==== Dataset
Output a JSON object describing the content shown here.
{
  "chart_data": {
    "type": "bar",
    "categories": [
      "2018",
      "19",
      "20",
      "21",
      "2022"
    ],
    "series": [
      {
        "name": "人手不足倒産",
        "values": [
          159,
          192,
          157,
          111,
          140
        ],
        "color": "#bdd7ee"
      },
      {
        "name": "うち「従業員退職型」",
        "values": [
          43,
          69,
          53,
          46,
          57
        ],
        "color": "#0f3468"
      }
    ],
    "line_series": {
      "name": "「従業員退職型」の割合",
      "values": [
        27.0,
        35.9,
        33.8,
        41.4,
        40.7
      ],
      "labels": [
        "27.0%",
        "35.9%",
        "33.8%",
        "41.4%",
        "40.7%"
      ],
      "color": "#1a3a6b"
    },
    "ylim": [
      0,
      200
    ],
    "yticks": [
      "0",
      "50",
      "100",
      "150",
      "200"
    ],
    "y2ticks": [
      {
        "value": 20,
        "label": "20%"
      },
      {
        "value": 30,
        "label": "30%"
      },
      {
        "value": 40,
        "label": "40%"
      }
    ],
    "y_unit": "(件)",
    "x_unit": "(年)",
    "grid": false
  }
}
========
Short task »
Provide an exact reproduction of all the entries shown above.

Worked answer »
Output a JSON object describing the content shown here.
{
  "chart_data": {
    "type": "bar",
    "categories": [
      "2018",
      "19",
      "20",
      "21",
      "2022"
    ],
    "series": [
      {
        "name": "人手不足倒産",
        "values": [
          159,
          192,
          157,
          111,
          140
        ],
        "color": "#bdd7ee"
      },
      {
        "name": "うち「従業員退職型」",
        "values": [
          43,
          69,
          53,
          46,
          57
        ],
        "color": "#0f3468"
      }
    ],
    "line_series": {
      "name": "「従業員退職型」の割合",
      "values": [
        27.0,
        35.9,
        33.8,
        41.4,
        40.7
      ],
      "labels": [
        "27.0%",
        "35.9%",
        "33.8%",
        "41.4%",
        "40.7%"
      ],
      "color": "#1a3a6b"
    },
    "ylim": [
      0,
      200
    ],
    "yticks": [
      "0",
      "50",
      "100",
      "150",
      "200"
    ],
    "y2ticks": [
      {
        "value": 20,
        "label": "20%"
      },
      {
        "value": 30,
        "label": "30%"
      },
      {
        "value": 40,
        "label": "40%"
      }
    ],
    "y_unit": "(件)",
    "x_unit": "(年)",
    "grid": false
  }
}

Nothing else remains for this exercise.